_What is asked_: Present each line of the entries below that holds the word "autumn".

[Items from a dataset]
►
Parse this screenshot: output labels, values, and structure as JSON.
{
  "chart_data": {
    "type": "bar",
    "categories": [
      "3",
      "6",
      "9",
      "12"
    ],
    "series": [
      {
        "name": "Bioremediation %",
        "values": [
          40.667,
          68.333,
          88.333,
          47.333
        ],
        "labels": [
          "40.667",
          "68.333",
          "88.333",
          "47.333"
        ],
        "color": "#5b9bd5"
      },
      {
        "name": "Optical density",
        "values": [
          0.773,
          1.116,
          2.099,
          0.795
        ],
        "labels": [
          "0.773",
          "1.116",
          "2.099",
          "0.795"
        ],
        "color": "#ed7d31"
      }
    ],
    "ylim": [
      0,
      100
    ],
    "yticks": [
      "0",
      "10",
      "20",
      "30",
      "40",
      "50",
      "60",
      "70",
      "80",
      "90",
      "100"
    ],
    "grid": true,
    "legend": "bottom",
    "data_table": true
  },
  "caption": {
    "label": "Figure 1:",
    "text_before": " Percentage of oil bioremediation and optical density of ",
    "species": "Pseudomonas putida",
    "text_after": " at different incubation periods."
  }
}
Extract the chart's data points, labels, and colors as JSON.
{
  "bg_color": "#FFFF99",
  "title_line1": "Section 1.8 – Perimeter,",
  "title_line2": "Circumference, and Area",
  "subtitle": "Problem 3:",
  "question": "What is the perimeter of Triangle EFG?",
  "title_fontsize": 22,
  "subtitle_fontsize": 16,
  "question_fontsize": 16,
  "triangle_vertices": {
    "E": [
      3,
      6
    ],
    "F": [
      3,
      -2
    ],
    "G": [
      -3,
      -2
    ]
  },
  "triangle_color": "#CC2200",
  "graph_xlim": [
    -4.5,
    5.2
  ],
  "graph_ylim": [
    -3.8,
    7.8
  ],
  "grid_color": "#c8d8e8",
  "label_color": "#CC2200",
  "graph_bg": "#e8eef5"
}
◄
►
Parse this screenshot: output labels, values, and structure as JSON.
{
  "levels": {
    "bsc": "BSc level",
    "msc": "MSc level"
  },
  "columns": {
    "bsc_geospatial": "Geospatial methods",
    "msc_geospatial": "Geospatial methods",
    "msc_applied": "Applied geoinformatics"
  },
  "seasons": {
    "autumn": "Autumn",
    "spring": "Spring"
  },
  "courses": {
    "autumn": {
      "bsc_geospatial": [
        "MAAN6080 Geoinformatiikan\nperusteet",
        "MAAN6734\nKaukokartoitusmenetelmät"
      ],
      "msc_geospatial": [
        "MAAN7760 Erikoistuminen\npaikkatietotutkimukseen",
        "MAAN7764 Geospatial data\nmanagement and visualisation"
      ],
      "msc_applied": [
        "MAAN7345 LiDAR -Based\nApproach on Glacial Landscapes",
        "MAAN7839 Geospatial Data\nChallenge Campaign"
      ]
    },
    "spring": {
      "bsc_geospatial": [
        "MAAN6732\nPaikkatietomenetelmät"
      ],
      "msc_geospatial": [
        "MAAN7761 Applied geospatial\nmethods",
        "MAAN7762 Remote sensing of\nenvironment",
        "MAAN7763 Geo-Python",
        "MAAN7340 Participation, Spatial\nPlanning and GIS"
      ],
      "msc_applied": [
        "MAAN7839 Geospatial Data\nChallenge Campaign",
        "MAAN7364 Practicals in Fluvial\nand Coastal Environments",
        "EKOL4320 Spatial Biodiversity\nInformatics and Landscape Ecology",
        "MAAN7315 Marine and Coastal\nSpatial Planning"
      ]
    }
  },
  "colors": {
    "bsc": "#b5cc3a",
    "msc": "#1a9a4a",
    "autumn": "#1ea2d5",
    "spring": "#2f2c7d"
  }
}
◄
►
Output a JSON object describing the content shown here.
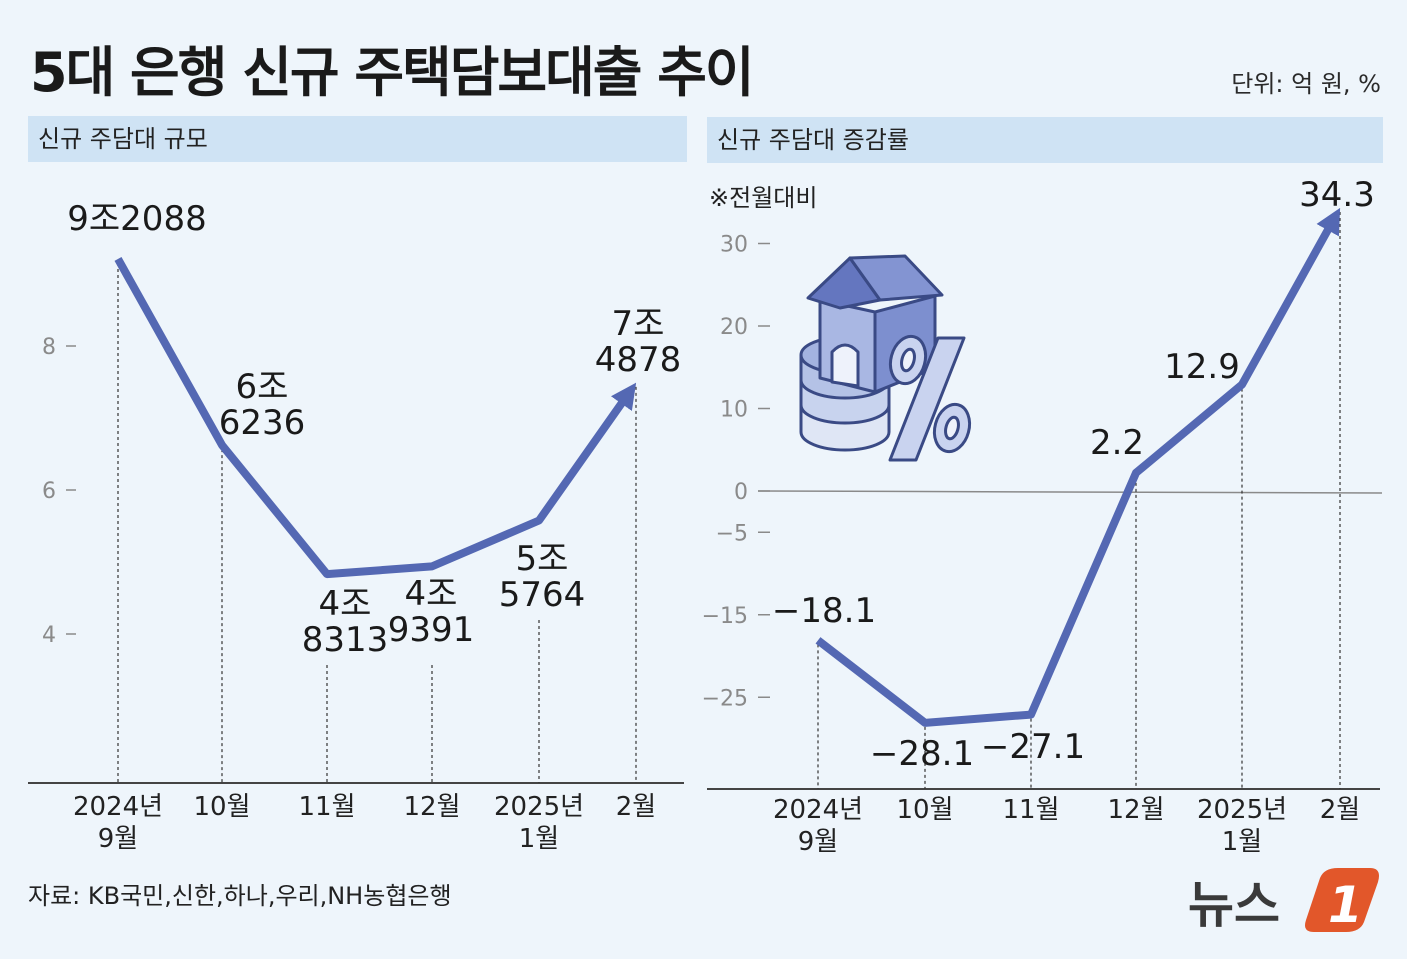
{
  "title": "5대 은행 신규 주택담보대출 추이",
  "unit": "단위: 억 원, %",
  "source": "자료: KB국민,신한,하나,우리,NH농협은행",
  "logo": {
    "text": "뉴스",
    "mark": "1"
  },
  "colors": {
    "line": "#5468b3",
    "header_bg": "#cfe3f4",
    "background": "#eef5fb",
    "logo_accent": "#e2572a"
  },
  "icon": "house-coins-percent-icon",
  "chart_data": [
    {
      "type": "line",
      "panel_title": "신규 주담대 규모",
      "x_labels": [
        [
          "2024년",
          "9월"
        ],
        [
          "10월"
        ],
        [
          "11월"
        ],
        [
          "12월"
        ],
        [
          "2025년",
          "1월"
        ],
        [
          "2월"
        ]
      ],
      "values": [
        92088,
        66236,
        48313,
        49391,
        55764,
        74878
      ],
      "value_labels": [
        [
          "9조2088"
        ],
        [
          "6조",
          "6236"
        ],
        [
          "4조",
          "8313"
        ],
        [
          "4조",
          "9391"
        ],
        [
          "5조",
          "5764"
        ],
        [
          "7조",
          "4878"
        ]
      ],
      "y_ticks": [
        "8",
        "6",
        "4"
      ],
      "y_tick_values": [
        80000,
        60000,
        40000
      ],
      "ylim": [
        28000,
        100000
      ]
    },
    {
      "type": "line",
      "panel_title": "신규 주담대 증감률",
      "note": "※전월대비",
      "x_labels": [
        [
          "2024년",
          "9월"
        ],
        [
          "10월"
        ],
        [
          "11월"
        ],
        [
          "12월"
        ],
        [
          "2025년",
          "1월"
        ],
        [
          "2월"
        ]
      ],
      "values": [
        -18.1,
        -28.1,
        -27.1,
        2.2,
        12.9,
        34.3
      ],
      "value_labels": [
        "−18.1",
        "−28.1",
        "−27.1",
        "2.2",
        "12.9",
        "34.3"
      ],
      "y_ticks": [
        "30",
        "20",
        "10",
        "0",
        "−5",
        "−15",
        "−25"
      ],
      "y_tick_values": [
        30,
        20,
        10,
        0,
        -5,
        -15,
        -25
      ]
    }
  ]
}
◄
_Correct result_:
    "autumn": "Autumn",
    "autumn": {
    "autumn": "#1ea2d5",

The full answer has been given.